Gilgamesh the King
By Robert Silverberg; Read by William Coon
MP3 Download – Approx. 13 Hours 22 Mins – [UNABRIDGED]
Publisher: Eloquent Voice, LLC
Published: September 2010
Themes: / Fantasy / Gods / Demi-gods / Ancient Civilization /
The Epic of Gilgamesh is one of the earliest known works of literature, being from around 2200 B.C. It tells of Gilgamesh the king of Uruk (a city-state in Sumer) who is half human and half god.
If you are as unfamiliar with the story as I was, here it is in a nutshell. Gilgamesh is running rather roughshod over the people of Uruk. When they beg the gods to make him a good king, the gods create Gilgamesh’s equal, a wild man named Enkidu. After discovering that they are indeed equals, the two become fast friends and have many adventures together, one in particular because Gilgamesh rejects the goddess Ishtar’s marriage proposal. When the gods become offended by one of the adventures and take Enkidu’s life as forfeit, Gilgamesh becomes obsessed with the idea of immortality. He then sets off on a new series of adventures in quest of eluding death, only to find that all men must die. He returns to Uruk and becomes the good king that the people wanted all along.
After a story has been around as long as the Epic of Gilgamesh, it is not surprising that there are several versions which have been recovered on ancient clay tablets. What is surprising is that Gilgamesh’s story is alive and well in different versions in modern culture, ranging from music to television to video games. That makes it more understandable that Robert Silverberg, that prolific master of science fiction, brought his talents to bear on retelling the tale in 1984. One wonders how earlier authors missed taking advantage of a story with such fantastic elements: a demi-god, slayer of monsters and master warrior, searching for the key to immortality.

Provided material —
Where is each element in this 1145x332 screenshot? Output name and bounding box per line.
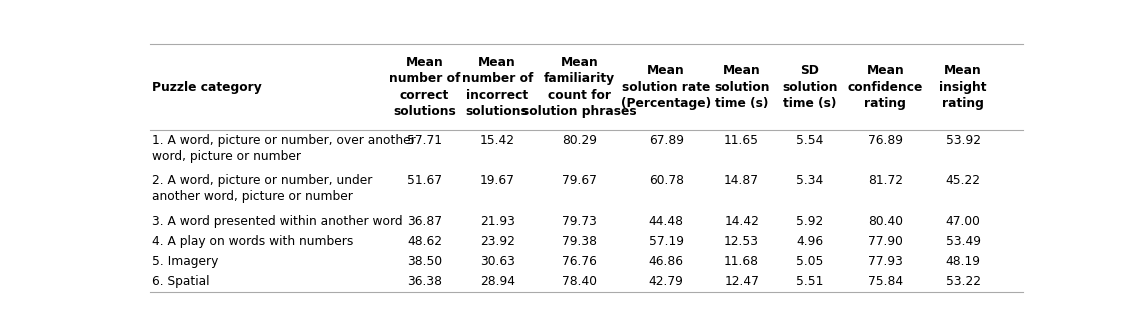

Set problem —
Condense the paragraph of the Gilgamesh audiobook review that begins "If you are as unfamiliar with the story" into a short list of its main plot points.

Answer to this exercise —
- Gilgamesh treats the people of Uruk harshly, and they beg the gods to make him a good king.
- The gods create his equal, a wild man named Enkidu.
- The two discover they are equals, become close friends and share many adventures, one of them because Gilgamesh rejects the goddess Ishtar's marriage proposal.
- Offended by one adventure, the gods take Enkidu's life as forfeit.
- Gilgamesh becomes obsessed with immortality and sets out on new adventures to escape death, but learns that all men must die.
- He returns to Uruk and becomes the good king the people wanted.